## DO THIS:
Reproduce the records below in their entirety, character for character.
_ _ _ _
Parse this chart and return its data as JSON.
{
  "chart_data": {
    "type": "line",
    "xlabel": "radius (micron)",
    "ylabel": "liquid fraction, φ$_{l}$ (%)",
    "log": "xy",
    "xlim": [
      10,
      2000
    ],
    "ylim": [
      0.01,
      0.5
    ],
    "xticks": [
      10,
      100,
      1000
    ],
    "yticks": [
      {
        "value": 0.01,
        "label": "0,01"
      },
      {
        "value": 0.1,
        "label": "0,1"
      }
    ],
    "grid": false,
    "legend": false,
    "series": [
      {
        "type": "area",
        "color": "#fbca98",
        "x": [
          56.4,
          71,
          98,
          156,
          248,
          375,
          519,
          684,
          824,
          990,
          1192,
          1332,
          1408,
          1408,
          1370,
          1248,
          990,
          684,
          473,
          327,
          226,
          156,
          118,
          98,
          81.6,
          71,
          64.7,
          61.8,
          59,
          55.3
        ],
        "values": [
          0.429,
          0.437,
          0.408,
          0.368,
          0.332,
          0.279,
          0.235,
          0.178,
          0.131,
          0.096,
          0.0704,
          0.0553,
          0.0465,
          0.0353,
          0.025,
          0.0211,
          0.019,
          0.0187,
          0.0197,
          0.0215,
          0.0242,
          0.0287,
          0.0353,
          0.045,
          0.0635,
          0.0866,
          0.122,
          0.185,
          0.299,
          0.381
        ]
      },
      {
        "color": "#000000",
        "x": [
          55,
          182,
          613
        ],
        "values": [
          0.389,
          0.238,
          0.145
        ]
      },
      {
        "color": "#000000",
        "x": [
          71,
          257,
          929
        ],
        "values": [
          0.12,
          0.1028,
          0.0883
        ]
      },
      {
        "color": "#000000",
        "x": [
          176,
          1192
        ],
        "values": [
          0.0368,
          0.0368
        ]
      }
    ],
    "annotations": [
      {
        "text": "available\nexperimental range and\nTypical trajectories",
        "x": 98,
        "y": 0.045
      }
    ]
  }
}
_ _ _ _
## SOLUTION TO THIS TASK:
Parse this chart and return its data as JSON.
{
  "chart_data": {
    "type": "line",
    "xlabel": "radius (micron)",
    "ylabel": "liquid fraction, φ$_{l}$ (%)",
    "log": "xy",
    "xlim": [
      10,
      2000
    ],
    "ylim": [
      0.01,
      0.5
    ],
    "xticks": [
      10,
      100,
      1000
    ],
    "yticks": [
      {
        "value": 0.01,
        "label": "0,01"
      },
      {
        "value": 0.1,
        "label": "0,1"
      }
    ],
    "grid": false,
    "legend": false,
    "series": [
      {
        "type": "area",
        "color": "#fbca98",
        "x": [
          56.4,
          71,
          98,
          156,
          248,
          375,
          519,
          684,
          824,
          990,
          1192,
          1332,
          1408,
          1408,
          1370,
          1248,
          990,
          684,
          473,
          327,
          226,
          156,
          118,
          98,
          81.6,
          71,
          64.7,
          61.8,
          59,
          55.3
        ],
        "values": [
          0.429,
          0.437,
          0.408,
          0.368,
          0.332,
          0.279,
          0.235,
          0.178,
          0.131,
          0.096,
          0.0704,
          0.0553,
          0.0465,
          0.0353,
          0.025,
          0.0211,
          0.019,
          0.0187,
          0.0197,
          0.0215,
          0.0242,
          0.0287,
          0.0353,
          0.045,
          0.0635,
          0.0866,
          0.122,
          0.185,
          0.299,
          0.381
        ]
      },
      {
        "color": "#000000",
        "x": [
          55,
          182,
          613
        ],
        "values": [
          0.389,
          0.238,
          0.145
        ]
      },
      {
        "color": "#000000",
        "x": [
          71,
          257,
          929
        ],
        "values": [
          0.12,
          0.1028,
          0.0883
        ]
      },
      {
        "color": "#000000",
        "x": [
          176,
          1192
        ],
        "values": [
          0.0368,
          0.0368
        ]
      }
    ],
    "annotations": [
      {
        "text": "available\nexperimental range and\nTypical trajectories",
        "x": 98,
        "y": 0.045
      }
    ]
  }
}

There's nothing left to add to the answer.